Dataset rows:

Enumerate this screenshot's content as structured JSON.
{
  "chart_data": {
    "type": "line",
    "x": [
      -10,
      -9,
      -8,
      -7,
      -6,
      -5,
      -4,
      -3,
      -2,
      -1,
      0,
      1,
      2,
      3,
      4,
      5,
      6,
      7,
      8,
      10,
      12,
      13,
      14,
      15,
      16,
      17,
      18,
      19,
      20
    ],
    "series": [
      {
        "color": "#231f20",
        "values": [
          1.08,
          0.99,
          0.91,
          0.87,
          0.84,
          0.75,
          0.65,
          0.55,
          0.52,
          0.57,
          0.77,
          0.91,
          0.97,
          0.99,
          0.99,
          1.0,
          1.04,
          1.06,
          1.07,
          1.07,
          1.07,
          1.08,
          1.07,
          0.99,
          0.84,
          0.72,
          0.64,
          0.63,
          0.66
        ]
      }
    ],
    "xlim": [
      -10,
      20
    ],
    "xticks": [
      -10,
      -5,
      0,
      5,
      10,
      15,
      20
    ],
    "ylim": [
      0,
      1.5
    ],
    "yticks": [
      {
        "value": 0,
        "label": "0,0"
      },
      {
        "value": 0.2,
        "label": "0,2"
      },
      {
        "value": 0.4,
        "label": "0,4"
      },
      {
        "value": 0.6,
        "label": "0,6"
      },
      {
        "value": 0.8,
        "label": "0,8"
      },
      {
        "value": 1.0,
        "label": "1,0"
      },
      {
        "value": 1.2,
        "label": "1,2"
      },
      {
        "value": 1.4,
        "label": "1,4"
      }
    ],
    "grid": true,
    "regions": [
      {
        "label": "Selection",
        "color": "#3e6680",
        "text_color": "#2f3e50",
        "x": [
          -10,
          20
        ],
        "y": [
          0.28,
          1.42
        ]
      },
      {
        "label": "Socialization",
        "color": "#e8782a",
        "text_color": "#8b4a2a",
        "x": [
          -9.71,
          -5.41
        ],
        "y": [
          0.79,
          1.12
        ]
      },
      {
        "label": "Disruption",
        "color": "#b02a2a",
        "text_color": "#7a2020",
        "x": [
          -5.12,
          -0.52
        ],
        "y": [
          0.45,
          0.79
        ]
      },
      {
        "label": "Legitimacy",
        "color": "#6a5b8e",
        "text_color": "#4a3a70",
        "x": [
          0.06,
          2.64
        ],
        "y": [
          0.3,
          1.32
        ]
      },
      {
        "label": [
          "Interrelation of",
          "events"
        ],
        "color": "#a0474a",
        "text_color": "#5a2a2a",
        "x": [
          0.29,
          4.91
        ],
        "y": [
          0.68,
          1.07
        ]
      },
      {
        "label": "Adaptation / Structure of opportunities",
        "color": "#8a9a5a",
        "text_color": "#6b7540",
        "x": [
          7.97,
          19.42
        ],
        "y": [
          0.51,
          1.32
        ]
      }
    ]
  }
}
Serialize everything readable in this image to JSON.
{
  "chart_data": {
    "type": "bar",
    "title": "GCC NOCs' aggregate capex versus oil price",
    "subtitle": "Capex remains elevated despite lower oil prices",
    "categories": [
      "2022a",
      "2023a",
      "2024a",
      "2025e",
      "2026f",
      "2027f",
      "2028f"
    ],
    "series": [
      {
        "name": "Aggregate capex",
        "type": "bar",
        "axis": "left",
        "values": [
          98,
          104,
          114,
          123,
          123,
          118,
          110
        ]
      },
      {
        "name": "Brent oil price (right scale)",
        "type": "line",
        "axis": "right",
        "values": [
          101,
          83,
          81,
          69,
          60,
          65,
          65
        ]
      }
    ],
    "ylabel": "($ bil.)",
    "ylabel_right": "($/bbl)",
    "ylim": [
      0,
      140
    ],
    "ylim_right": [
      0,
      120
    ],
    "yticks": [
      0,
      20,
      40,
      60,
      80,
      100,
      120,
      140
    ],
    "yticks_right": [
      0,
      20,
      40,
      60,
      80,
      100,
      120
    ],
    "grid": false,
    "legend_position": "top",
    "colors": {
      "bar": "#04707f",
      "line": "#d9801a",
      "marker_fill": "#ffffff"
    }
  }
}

* * *

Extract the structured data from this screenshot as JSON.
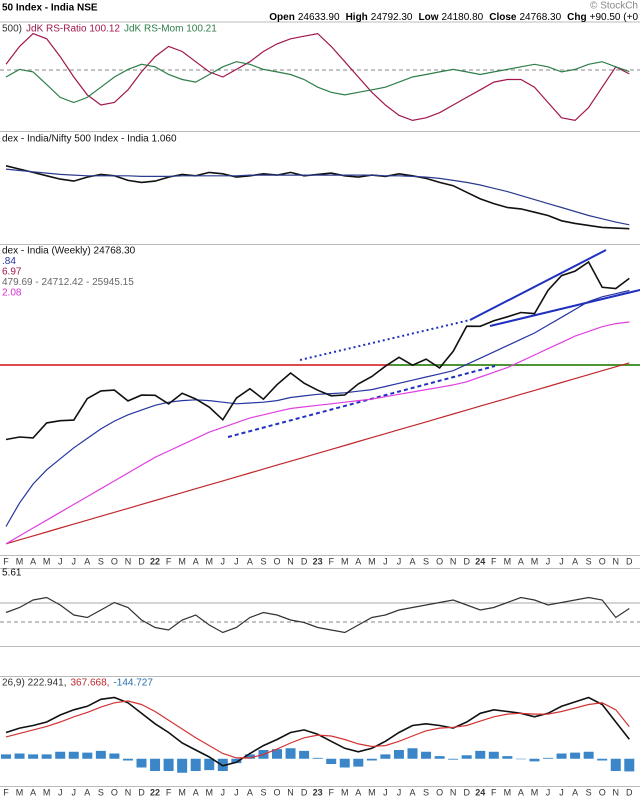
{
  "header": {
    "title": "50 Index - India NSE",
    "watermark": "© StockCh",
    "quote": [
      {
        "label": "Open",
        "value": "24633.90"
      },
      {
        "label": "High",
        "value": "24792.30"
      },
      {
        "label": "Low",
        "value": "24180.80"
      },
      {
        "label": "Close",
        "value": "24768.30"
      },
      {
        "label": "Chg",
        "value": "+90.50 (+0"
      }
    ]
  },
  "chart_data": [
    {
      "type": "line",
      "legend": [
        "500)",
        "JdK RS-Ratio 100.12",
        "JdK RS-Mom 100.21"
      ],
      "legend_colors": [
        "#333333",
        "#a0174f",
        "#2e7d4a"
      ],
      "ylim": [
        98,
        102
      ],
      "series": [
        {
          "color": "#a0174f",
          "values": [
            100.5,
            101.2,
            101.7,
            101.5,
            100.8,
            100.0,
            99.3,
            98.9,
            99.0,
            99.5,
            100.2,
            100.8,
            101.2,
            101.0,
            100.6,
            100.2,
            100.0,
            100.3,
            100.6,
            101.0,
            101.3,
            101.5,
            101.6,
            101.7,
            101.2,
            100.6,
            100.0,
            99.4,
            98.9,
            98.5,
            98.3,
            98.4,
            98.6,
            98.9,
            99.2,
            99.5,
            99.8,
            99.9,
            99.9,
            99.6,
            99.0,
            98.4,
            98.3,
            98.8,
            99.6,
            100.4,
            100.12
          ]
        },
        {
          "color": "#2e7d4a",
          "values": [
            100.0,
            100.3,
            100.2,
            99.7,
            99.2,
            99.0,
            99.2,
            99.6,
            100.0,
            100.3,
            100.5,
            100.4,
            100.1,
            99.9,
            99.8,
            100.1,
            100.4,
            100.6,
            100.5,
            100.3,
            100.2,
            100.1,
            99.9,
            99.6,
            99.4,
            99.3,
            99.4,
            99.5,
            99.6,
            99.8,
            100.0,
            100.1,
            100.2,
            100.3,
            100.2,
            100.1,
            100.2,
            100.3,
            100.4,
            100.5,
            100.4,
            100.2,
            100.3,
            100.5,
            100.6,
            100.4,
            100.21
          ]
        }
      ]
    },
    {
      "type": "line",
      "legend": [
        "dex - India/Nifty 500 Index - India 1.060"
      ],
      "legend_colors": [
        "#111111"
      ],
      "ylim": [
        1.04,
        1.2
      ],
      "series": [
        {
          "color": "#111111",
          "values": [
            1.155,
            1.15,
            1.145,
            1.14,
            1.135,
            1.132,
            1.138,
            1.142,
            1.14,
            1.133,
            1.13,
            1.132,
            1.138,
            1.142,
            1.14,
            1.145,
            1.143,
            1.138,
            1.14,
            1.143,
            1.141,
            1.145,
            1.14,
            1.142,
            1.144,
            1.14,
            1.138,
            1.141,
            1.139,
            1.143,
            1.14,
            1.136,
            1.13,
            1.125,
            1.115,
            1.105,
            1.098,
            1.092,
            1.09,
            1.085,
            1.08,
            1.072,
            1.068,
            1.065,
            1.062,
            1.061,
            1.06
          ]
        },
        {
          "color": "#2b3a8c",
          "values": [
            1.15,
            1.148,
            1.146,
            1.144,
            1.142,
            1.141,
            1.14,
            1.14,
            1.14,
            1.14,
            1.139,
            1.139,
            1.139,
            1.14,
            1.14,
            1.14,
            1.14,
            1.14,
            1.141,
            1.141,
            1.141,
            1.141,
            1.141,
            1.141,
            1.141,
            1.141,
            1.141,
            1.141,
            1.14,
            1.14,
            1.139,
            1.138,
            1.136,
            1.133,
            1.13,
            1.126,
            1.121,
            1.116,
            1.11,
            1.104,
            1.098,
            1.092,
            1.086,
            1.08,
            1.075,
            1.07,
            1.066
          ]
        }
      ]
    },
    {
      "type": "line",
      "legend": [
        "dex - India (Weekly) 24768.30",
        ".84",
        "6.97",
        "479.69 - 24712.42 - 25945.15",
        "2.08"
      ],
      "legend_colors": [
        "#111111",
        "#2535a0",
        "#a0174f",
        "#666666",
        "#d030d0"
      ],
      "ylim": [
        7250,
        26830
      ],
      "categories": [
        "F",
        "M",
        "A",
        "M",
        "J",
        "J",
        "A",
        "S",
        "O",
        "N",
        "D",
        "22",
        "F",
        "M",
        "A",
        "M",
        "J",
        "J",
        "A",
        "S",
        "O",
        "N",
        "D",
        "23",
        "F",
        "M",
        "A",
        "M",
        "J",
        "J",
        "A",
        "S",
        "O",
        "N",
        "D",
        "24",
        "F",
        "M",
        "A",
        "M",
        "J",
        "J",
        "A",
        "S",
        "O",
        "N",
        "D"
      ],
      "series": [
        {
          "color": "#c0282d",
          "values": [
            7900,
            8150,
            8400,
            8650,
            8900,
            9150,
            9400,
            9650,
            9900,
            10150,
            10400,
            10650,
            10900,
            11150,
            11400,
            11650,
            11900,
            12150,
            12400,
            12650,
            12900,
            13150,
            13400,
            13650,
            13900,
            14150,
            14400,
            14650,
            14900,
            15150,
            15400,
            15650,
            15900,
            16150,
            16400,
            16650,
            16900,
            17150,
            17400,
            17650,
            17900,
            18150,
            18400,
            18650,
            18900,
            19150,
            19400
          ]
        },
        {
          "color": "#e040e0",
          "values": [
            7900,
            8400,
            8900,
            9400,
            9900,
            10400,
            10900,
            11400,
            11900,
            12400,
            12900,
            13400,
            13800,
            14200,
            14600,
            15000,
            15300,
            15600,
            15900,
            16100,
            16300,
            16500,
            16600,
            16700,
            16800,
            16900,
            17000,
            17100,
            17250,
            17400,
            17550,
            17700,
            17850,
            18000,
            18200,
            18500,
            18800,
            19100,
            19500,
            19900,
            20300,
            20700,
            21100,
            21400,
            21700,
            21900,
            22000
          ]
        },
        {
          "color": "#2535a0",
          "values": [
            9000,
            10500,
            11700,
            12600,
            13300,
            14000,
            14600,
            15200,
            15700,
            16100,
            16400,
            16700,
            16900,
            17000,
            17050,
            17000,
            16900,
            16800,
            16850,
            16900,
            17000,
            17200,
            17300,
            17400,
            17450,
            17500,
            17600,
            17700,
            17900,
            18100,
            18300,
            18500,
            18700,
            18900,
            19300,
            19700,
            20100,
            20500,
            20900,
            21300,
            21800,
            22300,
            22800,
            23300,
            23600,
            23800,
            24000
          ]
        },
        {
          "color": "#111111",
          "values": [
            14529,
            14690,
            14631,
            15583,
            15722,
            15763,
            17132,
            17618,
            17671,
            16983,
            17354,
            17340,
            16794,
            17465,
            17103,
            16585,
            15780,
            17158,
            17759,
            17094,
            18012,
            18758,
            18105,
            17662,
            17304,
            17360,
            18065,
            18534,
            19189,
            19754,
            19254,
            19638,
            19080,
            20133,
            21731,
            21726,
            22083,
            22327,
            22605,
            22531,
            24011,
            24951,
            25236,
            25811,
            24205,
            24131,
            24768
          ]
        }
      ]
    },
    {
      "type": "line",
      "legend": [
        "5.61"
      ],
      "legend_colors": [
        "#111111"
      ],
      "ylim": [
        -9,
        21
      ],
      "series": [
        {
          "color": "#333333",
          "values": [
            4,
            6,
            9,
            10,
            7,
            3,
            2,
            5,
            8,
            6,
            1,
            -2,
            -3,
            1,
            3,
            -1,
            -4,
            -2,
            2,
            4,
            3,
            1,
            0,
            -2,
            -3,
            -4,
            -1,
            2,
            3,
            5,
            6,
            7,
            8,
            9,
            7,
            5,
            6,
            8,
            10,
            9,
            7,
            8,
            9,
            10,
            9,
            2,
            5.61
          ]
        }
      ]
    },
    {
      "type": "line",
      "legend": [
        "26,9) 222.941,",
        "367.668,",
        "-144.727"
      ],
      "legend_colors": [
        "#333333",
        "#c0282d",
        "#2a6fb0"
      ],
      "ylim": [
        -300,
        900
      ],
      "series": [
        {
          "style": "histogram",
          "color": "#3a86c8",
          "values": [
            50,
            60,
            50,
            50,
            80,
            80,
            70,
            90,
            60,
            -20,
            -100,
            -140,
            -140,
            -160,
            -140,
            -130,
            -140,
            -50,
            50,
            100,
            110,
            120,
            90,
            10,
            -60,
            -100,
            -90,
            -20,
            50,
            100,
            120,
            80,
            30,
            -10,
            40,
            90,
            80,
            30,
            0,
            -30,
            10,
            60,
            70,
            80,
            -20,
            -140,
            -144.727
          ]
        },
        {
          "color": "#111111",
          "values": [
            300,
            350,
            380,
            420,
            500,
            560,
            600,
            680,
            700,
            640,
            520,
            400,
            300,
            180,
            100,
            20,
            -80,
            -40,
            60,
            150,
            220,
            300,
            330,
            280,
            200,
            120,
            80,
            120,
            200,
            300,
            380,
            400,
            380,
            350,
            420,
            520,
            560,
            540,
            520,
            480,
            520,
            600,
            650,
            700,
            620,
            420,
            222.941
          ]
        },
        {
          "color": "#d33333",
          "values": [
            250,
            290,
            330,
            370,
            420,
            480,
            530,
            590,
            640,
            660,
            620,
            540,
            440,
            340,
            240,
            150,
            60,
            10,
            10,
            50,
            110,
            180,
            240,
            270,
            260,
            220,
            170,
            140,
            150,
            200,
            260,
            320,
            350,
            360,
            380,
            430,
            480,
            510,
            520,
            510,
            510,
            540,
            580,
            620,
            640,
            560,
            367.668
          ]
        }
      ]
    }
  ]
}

[TASK TO COMPLETE]:
Lines holding the word "Index" in the entries above are the ones to pull out. Copy them all.

[RESPONSE TO THIS TASK]:
    "title": "50 Index - India NSE",
        "dex - India/Nifty 500 Index - India 1.060"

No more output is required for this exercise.